Begin
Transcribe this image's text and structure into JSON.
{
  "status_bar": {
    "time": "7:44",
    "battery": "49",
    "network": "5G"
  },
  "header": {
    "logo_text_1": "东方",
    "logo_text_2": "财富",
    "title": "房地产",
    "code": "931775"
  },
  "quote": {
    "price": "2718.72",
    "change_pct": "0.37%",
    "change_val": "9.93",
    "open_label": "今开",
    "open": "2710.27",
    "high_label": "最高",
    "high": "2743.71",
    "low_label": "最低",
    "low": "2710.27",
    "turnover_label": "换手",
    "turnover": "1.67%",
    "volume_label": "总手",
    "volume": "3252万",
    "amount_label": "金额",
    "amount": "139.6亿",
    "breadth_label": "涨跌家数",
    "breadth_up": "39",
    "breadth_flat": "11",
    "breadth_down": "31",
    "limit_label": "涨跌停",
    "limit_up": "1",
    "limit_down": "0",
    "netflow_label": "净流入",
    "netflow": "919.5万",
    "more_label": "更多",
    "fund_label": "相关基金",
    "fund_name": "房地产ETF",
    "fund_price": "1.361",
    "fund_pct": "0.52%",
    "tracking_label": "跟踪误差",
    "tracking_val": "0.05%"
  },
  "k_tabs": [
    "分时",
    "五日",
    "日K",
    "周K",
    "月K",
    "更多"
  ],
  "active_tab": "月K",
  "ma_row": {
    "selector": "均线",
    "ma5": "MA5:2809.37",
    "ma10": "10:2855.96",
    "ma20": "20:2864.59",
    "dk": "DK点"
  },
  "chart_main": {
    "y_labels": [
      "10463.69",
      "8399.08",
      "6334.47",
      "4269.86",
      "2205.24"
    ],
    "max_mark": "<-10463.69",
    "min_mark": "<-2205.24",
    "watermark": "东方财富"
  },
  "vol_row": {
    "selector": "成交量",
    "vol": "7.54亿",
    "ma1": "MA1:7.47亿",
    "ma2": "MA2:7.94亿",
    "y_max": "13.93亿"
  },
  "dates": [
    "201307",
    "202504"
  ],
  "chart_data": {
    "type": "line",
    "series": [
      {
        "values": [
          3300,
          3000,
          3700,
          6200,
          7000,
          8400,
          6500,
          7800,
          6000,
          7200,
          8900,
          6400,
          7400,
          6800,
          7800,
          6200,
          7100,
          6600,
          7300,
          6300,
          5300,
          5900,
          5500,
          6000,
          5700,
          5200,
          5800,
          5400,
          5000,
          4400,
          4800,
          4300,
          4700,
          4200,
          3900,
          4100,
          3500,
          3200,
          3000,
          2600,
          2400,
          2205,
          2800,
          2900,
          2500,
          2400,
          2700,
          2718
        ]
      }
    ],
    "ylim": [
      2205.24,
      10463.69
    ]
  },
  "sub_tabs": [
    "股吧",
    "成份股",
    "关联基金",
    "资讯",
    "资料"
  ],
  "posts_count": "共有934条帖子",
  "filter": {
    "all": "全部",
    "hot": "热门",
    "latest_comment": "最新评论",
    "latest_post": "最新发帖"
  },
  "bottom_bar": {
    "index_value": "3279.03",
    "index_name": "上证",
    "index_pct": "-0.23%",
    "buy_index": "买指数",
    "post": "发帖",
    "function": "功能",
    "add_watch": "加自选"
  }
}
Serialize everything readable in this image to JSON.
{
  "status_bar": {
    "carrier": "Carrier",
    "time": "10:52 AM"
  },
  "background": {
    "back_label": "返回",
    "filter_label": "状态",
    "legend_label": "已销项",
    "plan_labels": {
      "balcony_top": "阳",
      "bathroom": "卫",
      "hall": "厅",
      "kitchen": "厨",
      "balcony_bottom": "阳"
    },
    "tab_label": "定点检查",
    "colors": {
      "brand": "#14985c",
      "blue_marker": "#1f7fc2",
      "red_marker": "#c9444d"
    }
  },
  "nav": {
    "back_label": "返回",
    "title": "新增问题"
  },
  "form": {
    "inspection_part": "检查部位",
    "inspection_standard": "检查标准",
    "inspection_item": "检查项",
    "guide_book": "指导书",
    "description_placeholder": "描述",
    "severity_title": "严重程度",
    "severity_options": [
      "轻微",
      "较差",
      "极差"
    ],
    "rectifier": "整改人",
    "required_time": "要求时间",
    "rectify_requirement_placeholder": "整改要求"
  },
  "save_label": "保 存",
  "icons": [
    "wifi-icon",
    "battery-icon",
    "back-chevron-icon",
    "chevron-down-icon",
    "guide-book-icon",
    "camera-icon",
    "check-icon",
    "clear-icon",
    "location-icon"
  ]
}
End
Problem statement: Return the listing above in full, character for character.

The reply:
Transcribe this image's text and structure into JSON.
{
  "status_bar": {
    "time": "7:44",
    "battery": "49",
    "network": "5G"
  },
  "header": {
    "logo_text_1": "东方",
    "logo_text_2": "财富",
    "title": "房地产",
    "code": "931775"
  },
  "quote": {
    "price": "2718.72",
    "change_pct": "0.37%",
    "change_val": "9.93",
    "open_label": "今开",
    "open": "2710.27",
    "high_label": "最高",
    "high": "2743.71",
    "low_label": "最低",
    "low": "2710.27",
    "turnover_label": "换手",
    "turnover": "1.67%",
    "volume_label": "总手",
    "volume": "3252万",
    "amount_label": "金额",
    "amount": "139.6亿",
    "breadth_label": "涨跌家数",
    "breadth_up": "39",
    "breadth_flat": "11",
    "breadth_down": "31",
    "limit_label": "涨跌停",
    "limit_up": "1",
    "limit_down": "0",
    "netflow_label": "净流入",
    "netflow": "919.5万",
    "more_label": "更多",
    "fund_label": "相关基金",
    "fund_name": "房地产ETF",
    "fund_price": "1.361",
    "fund_pct": "0.52%",
    "tracking_label": "跟踪误差",
    "tracking_val": "0.05%"
  },
  "k_tabs": [
    "分时",
    "五日",
    "日K",
    "周K",
    "月K",
    "更多"
  ],
  "active_tab": "月K",
  "ma_row": {
    "selector": "均线",
    "ma5": "MA5:2809.37",
    "ma10": "10:2855.96",
    "ma20": "20:2864.59",
    "dk": "DK点"
  },
  "chart_main": {
    "y_labels": [
      "10463.69",
      "8399.08",
      "6334.47",
      "4269.86",
      "2205.24"
    ],
    "max_mark": "<-10463.69",
    "min_mark": "<-2205.24",
    "watermark": "东方财富"
  },
  "vol_row": {
    "selector": "成交量",
    "vol": "7.54亿",
    "ma1": "MA1:7.47亿",
    "ma2": "MA2:7.94亿",
    "y_max": "13.93亿"
  },
  "dates": [
    "201307",
    "202504"
  ],
  "chart_data": {
    "type": "line",
    "series": [
      {
        "values": [
          3300,
          3000,
          3700,
          6200,
          7000,
          8400,
          6500,
          7800,
          6000,
          7200,
          8900,
          6400,
          7400,
          6800,
          7800,
          6200,
          7100,
          6600,
          7300,
          6300,
          5300,
          5900,
          5500,
          6000,
          5700,
          5200,
          5800,
          5400,
          5000,
          4400,
          4800,
          4300,
          4700,
          4200,
          3900,
          4100,
          3500,
          3200,
          3000,
          2600,
          2400,
          2205,
          2800,
          2900,
          2500,
          2400,
          2700,
          2718
        ]
      }
    ],
    "ylim": [
      2205.24,
      10463.69
    ]
  },
  "sub_tabs": [
    "股吧",
    "成份股",
    "关联基金",
    "资讯",
    "资料"
  ],
  "posts_count": "共有934条帖子",
  "filter": {
    "all": "全部",
    "hot": "热门",
    "latest_comment": "最新评论",
    "latest_post": "最新发帖"
  },
  "bottom_bar": {
    "index_value": "3279.03",
    "index_name": "上证",
    "index_pct": "-0.23%",
    "buy_index": "买指数",
    "post": "发帖",
    "function": "功能",
    "add_watch": "加自选"
  }
}
Serialize everything readable in this image to JSON.
{
  "status_bar": {
    "carrier": "Carrier",
    "time": "10:52 AM"
  },
  "background": {
    "back_label": "返回",
    "filter_label": "状态",
    "legend_label": "已销项",
    "plan_labels": {
      "balcony_top": "阳",
      "bathroom": "卫",
      "hall": "厅",
      "kitchen": "厨",
      "balcony_bottom": "阳"
    },
    "tab_label": "定点检查",
    "colors": {
      "brand": "#14985c",
      "blue_marker": "#1f7fc2",
      "red_marker": "#c9444d"
    }
  },
  "nav": {
    "back_label": "返回",
    "title": "新增问题"
  },
  "form": {
    "inspection_part": "检查部位",
    "inspection_standard": "检查标准",
    "inspection_item": "检查项",
    "guide_book": "指导书",
    "description_placeholder": "描述",
    "severity_title": "严重程度",
    "severity_options": [
      "轻微",
      "较差",
      "极差"
    ],
    "rectifier": "整改人",
    "required_time": "要求时间",
    "rectify_requirement_placeholder": "整改要求"
  },
  "save_label": "保 存",
  "icons": [
    "wifi-icon",
    "battery-icon",
    "back-chevron-icon",
    "chevron-down-icon",
    "guide-book-icon",
    "camera-icon",
    "check-icon",
    "clear-icon",
    "location-icon"
  ]
}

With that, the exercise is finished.